• [Records from a data collection]:
☆ ☆ ☆

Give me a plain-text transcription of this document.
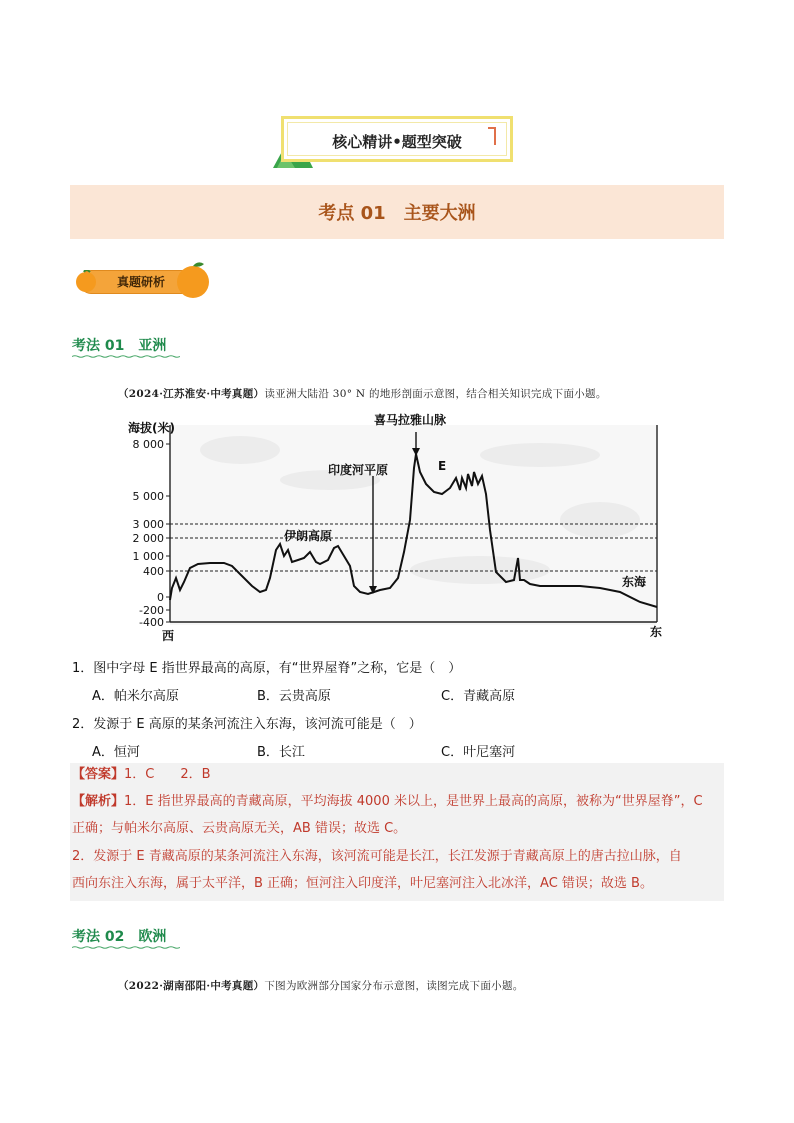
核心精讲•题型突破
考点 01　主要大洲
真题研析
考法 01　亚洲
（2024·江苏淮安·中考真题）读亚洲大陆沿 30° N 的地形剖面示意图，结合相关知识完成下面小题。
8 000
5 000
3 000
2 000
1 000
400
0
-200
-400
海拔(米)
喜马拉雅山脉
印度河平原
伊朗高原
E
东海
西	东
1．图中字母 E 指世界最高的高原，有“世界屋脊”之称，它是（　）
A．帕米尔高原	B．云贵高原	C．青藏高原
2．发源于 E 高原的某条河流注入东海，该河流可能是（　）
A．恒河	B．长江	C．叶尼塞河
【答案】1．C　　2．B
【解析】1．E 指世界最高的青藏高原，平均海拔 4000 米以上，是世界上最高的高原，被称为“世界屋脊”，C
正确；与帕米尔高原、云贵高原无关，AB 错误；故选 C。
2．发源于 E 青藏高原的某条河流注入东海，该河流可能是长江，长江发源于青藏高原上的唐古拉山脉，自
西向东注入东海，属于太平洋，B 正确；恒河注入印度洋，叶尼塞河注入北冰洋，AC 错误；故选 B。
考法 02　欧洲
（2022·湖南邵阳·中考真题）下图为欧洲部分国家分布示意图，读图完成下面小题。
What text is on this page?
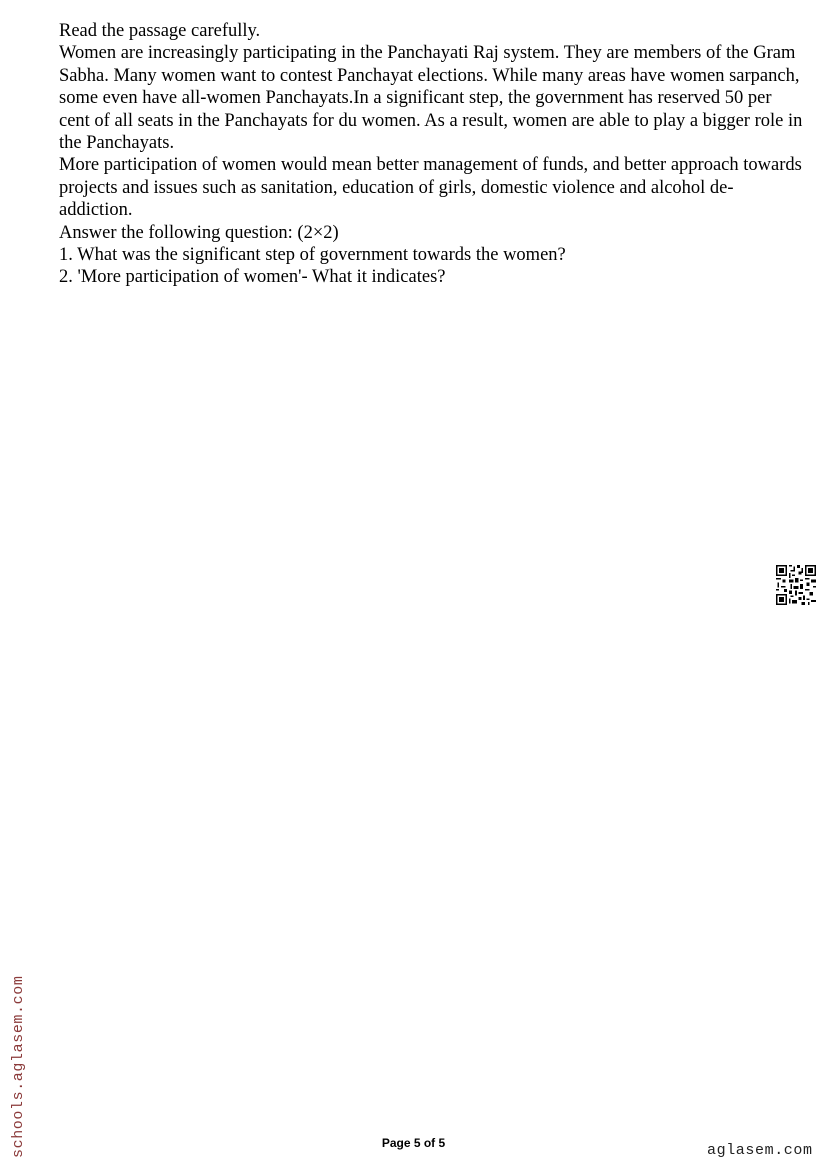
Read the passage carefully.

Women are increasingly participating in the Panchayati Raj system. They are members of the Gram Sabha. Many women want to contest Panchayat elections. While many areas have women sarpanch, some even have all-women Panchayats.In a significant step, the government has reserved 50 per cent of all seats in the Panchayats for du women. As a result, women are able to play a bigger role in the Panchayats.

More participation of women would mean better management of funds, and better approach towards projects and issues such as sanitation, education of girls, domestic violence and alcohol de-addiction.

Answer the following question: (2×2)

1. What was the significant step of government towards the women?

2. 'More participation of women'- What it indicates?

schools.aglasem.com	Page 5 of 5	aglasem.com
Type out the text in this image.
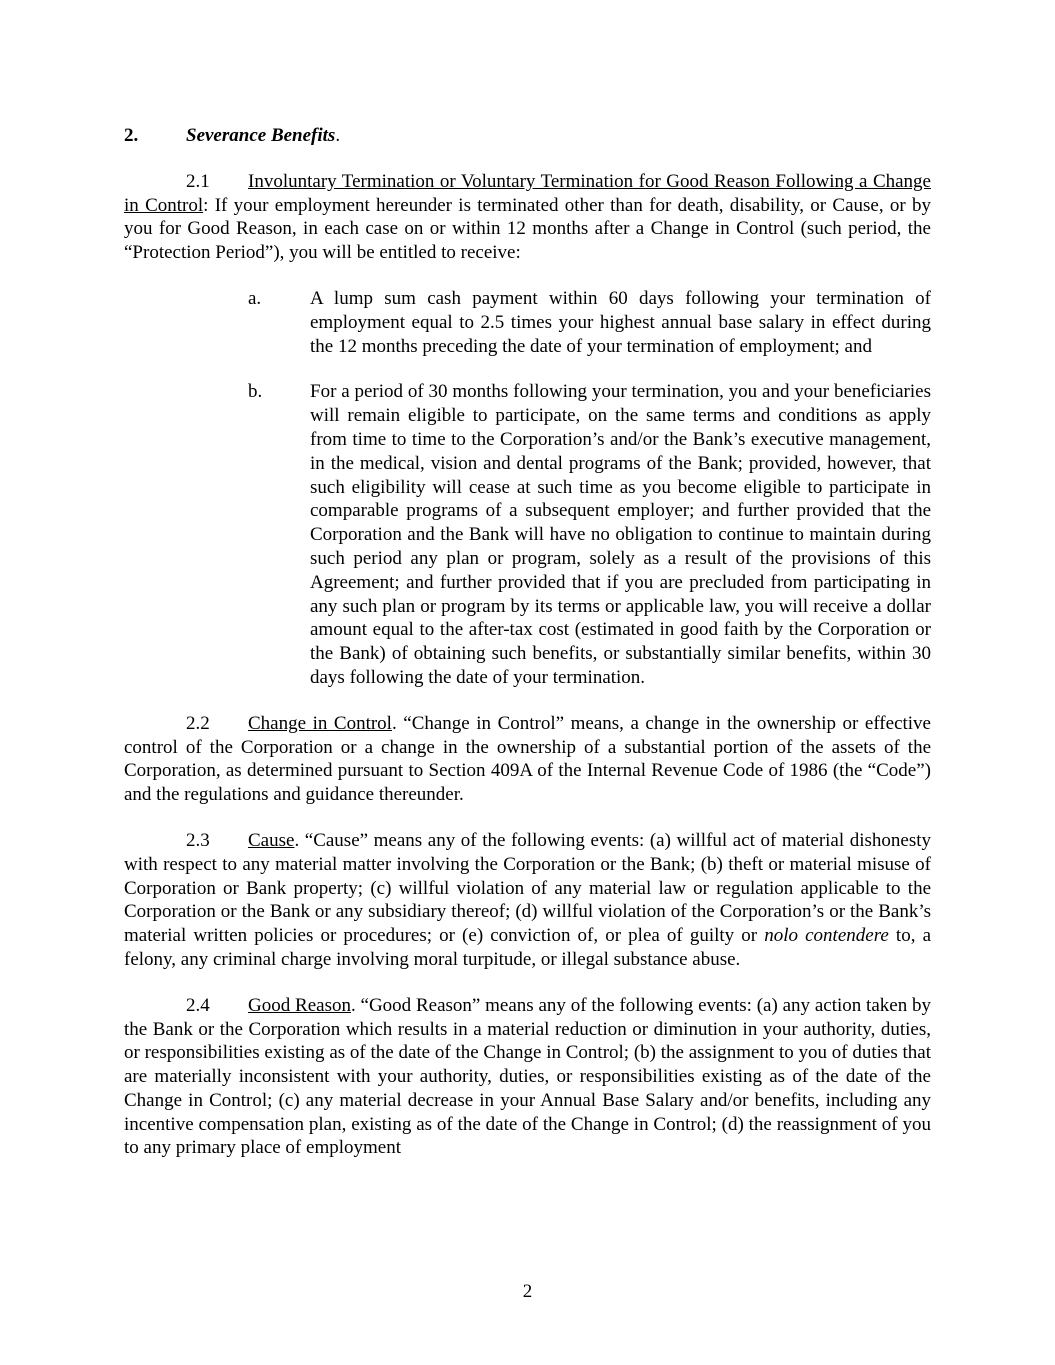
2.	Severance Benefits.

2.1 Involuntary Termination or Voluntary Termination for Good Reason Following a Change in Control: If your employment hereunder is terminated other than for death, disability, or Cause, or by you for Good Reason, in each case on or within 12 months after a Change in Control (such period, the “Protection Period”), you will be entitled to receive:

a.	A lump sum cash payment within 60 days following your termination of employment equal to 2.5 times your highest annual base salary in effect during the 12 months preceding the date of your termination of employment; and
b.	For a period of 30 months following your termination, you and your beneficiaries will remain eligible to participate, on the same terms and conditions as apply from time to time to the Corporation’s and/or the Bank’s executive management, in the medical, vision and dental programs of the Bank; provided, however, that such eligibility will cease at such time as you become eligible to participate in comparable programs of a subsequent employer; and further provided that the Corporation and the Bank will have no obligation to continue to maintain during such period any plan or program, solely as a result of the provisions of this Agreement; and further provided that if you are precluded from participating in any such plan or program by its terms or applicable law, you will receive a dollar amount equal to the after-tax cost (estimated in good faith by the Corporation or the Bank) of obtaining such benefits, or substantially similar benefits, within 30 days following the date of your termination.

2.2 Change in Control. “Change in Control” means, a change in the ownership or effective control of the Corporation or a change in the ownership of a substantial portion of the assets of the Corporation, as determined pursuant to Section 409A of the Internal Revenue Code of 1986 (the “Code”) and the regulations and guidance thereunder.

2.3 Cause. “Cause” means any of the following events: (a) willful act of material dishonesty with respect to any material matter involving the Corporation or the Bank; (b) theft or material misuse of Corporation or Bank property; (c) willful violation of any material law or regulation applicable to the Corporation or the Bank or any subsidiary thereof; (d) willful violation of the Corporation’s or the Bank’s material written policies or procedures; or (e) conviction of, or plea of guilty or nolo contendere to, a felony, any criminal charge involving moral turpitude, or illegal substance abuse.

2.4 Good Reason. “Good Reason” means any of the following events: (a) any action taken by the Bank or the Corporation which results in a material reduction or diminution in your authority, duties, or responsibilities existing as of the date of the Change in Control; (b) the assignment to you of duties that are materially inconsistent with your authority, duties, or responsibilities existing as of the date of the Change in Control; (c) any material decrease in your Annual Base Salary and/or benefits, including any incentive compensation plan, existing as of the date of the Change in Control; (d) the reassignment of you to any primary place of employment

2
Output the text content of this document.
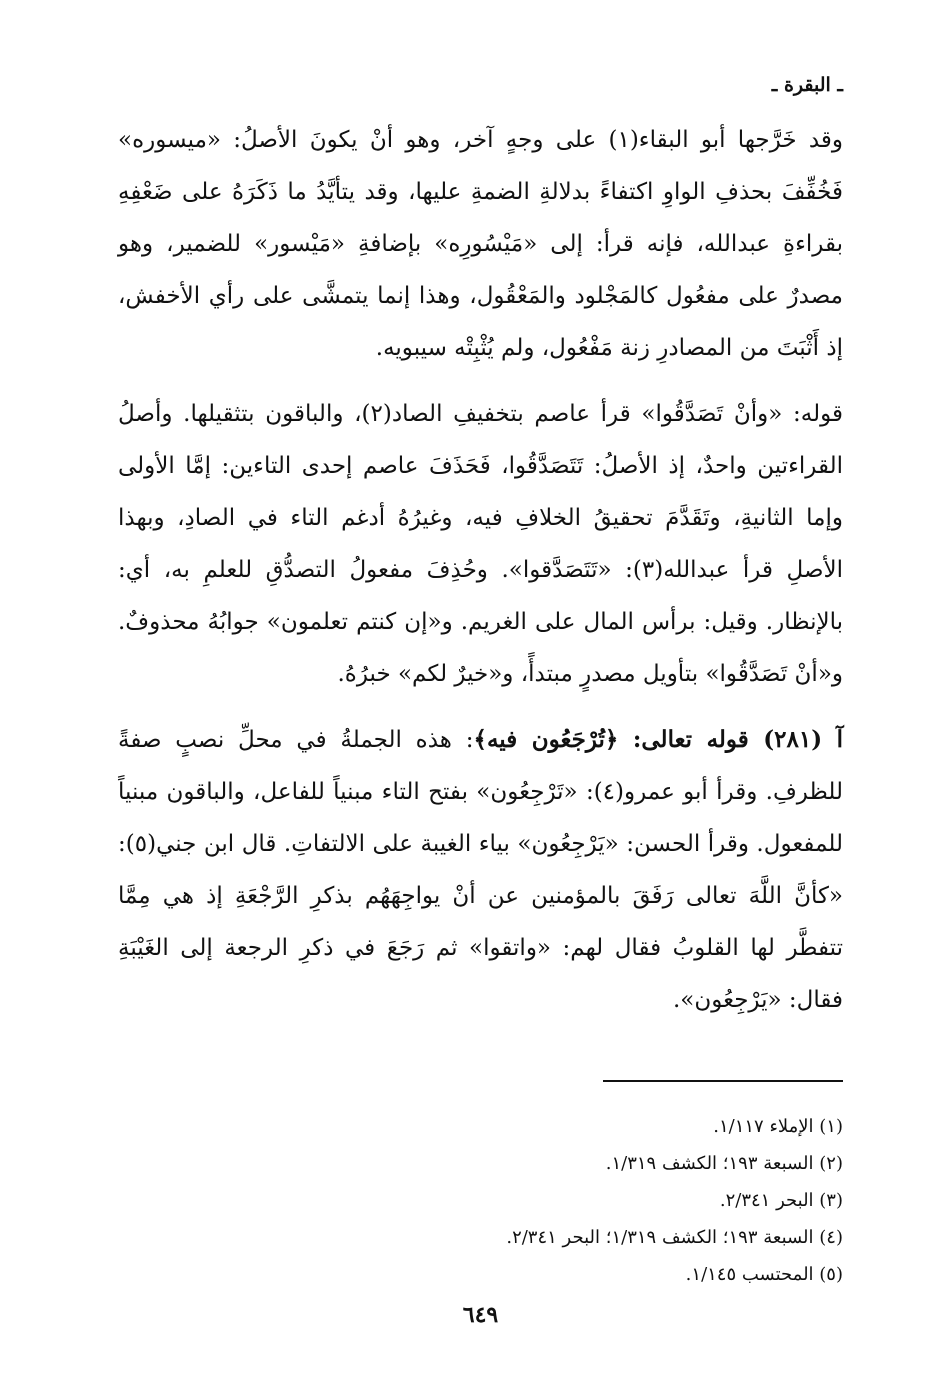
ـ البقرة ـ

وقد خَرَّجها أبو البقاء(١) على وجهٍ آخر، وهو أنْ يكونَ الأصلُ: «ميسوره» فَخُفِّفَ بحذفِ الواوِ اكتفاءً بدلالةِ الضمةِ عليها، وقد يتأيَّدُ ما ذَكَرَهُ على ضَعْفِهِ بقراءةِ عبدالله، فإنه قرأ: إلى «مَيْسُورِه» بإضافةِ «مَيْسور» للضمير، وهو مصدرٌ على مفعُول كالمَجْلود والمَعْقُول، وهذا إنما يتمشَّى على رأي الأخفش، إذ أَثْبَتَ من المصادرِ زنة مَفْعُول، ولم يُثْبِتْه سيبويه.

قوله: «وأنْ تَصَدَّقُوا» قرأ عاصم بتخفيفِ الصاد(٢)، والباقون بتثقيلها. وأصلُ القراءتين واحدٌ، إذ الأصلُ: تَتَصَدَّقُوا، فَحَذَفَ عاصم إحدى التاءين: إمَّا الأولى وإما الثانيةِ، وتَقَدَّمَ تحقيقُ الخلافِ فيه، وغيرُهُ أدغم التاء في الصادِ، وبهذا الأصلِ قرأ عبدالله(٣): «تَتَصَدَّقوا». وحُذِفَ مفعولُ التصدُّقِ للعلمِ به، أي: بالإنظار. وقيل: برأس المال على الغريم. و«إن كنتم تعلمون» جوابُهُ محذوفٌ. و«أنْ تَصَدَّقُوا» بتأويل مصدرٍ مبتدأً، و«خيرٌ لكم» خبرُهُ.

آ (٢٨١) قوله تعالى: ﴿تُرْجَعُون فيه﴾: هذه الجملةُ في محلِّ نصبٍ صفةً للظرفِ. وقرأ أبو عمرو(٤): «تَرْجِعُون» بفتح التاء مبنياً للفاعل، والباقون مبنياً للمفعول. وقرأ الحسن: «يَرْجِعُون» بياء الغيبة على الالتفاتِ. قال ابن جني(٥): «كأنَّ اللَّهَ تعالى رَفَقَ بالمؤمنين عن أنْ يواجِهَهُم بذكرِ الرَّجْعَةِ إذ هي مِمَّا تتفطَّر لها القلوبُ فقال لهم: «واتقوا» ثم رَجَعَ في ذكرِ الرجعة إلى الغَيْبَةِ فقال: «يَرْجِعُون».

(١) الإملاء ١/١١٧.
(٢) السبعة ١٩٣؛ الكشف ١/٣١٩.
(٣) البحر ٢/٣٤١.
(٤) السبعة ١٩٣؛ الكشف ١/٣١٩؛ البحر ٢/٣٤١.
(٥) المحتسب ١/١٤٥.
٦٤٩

☆ ☆ ☆

• [TASK DESCRIPTION]: Quote the records above exactly, leaving out any pictures.

• [RESPONSE BELOW]:
Give me a plain-text transcription of this document.
核心精讲•题型突破
考点 01　主要大洲
真题研析
考法 01　亚洲
（2024·江苏淮安·中考真题）读亚洲大陆沿 30° N 的地形剖面示意图，结合相关知识完成下面小题。
8 000
5 000
3 000
2 000
1 000
400
0
-200
-400
海拔(米)
喜马拉雅山脉
印度河平原
伊朗高原
E
东海
西	东
1．图中字母 E 指世界最高的高原，有“世界屋脊”之称，它是（　）
A．帕米尔高原	B．云贵高原	C．青藏高原
2．发源于 E 高原的某条河流注入东海，该河流可能是（　）
A．恒河	B．长江	C．叶尼塞河
【答案】1．C　　2．B
【解析】1．E 指世界最高的青藏高原，平均海拔 4000 米以上，是世界上最高的高原，被称为“世界屋脊”，C
正确；与帕米尔高原、云贵高原无关，AB 错误；故选 C。
2．发源于 E 青藏高原的某条河流注入东海，该河流可能是长江，长江发源于青藏高原上的唐古拉山脉，自
西向东注入东海，属于太平洋，B 正确；恒河注入印度洋，叶尼塞河注入北冰洋，AC 错误；故选 B。
考法 02　欧洲
（2022·湖南邵阳·中考真题）下图为欧洲部分国家分布示意图，读图完成下面小题。
What text is on this page?
Read the passage carefully.

Women are increasingly participating in the Panchayati Raj system. They are members of the Gram Sabha. Many women want to contest Panchayat elections. While many areas have women sarpanch, some even have all-women Panchayats.In a significant step, the government has reserved 50 per cent of all seats in the Panchayats for du women. As a result, women are able to play a bigger role in the Panchayats.

More participation of women would mean better management of funds, and better approach towards projects and issues such as sanitation, education of girls, domestic violence and alcohol de-addiction.

Answer the following question: (2×2)

1. What was the significant step of government towards the women?

2. 'More participation of women'- What it indicates?

schools.aglasem.com	Page 5 of 5	aglasem.com
Type out the text in this image.
2.	Severance Benefits.

2.1 Involuntary Termination or Voluntary Termination for Good Reason Following a Change in Control: If your employment hereunder is terminated other than for death, disability, or Cause, or by you for Good Reason, in each case on or within 12 months after a Change in Control (such period, the “Protection Period”), you will be entitled to receive:

a.	A lump sum cash payment within 60 days following your termination of employment equal to 2.5 times your highest annual base salary in effect during the 12 months preceding the date of your termination of employment; and
b.	For a period of 30 months following your termination, you and your beneficiaries will remain eligible to participate, on the same terms and conditions as apply from time to time to the Corporation’s and/or the Bank’s executive management, in the medical, vision and dental programs of the Bank; provided, however, that such eligibility will cease at such time as you become eligible to participate in comparable programs of a subsequent employer; and further provided that the Corporation and the Bank will have no obligation to continue to maintain during such period any plan or program, solely as a result of the provisions of this Agreement; and further provided that if you are precluded from participating in any such plan or program by its terms or applicable law, you will receive a dollar amount equal to the after-tax cost (estimated in good faith by the Corporation or the Bank) of obtaining such benefits, or substantially similar benefits, within 30 days following the date of your termination.

2.2 Change in Control. “Change in Control” means, a change in the ownership or effective control of the Corporation or a change in the ownership of a substantial portion of the assets of the Corporation, as determined pursuant to Section 409A of the Internal Revenue Code of 1986 (the “Code”) and the regulations and guidance thereunder.

2.3 Cause. “Cause” means any of the following events: (a) willful act of material dishonesty with respect to any material matter involving the Corporation or the Bank; (b) theft or material misuse of Corporation or Bank property; (c) willful violation of any material law or regulation applicable to the Corporation or the Bank or any subsidiary thereof; (d) willful violation of the Corporation’s or the Bank’s material written policies or procedures; or (e) conviction of, or plea of guilty or nolo contendere to, a felony, any criminal charge involving moral turpitude, or illegal substance abuse.

2.4 Good Reason. “Good Reason” means any of the following events: (a) any action taken by the Bank or the Corporation which results in a material reduction or diminution in your authority, duties, or responsibilities existing as of the date of the Change in Control; (b) the assignment to you of duties that are materially inconsistent with your authority, duties, or responsibilities existing as of the date of the Change in Control; (c) any material decrease in your Annual Base Salary and/or benefits, including any incentive compensation plan, existing as of the date of the Change in Control; (d) the reassignment of you to any primary place of employment

2
Output the text content of this document.
ـ البقرة ـ

وقد خَرَّجها أبو البقاء(١) على وجهٍ آخر، وهو أنْ يكونَ الأصلُ: «ميسوره» فَخُفِّفَ بحذفِ الواوِ اكتفاءً بدلالةِ الضمةِ عليها، وقد يتأيَّدُ ما ذَكَرَهُ على ضَعْفِهِ بقراءةِ عبدالله، فإنه قرأ: إلى «مَيْسُورِه» بإضافةِ «مَيْسور» للضمير، وهو مصدرٌ على مفعُول كالمَجْلود والمَعْقُول، وهذا إنما يتمشَّى على رأي الأخفش، إذ أَثْبَتَ من المصادرِ زنة مَفْعُول، ولم يُثْبِتْه سيبويه.

قوله: «وأنْ تَصَدَّقُوا» قرأ عاصم بتخفيفِ الصاد(٢)، والباقون بتثقيلها. وأصلُ القراءتين واحدٌ، إذ الأصلُ: تَتَصَدَّقُوا، فَحَذَفَ عاصم إحدى التاءين: إمَّا الأولى وإما الثانيةِ، وتَقَدَّمَ تحقيقُ الخلافِ فيه، وغيرُهُ أدغم التاء في الصادِ، وبهذا الأصلِ قرأ عبدالله(٣): «تَتَصَدَّقوا». وحُذِفَ مفعولُ التصدُّقِ للعلمِ به، أي: بالإنظار. وقيل: برأس المال على الغريم. و«إن كنتم تعلمون» جوابُهُ محذوفٌ. و«أنْ تَصَدَّقُوا» بتأويل مصدرٍ مبتدأً، و«خيرٌ لكم» خبرُهُ.

آ (٢٨١) قوله تعالى: ﴿تُرْجَعُون فيه﴾: هذه الجملةُ في محلِّ نصبٍ صفةً للظرفِ. وقرأ أبو عمرو(٤): «تَرْجِعُون» بفتح التاء مبنياً للفاعل، والباقون مبنياً للمفعول. وقرأ الحسن: «يَرْجِعُون» بياء الغيبة على الالتفاتِ. قال ابن جني(٥): «كأنَّ اللَّهَ تعالى رَفَقَ بالمؤمنين عن أنْ يواجِهَهُم بذكرِ الرَّجْعَةِ إذ هي مِمَّا تتفطَّر لها القلوبُ فقال لهم: «واتقوا» ثم رَجَعَ في ذكرِ الرجعة إلى الغَيْبَةِ فقال: «يَرْجِعُون».

(١) الإملاء ١/١١٧.
(٢) السبعة ١٩٣؛ الكشف ١/٣١٩.
(٣) البحر ٢/٣٤١.
(٤) السبعة ١٩٣؛ الكشف ١/٣١٩؛ البحر ٢/٣٤١.
(٥) المحتسب ١/١٤٥.
٦٤٩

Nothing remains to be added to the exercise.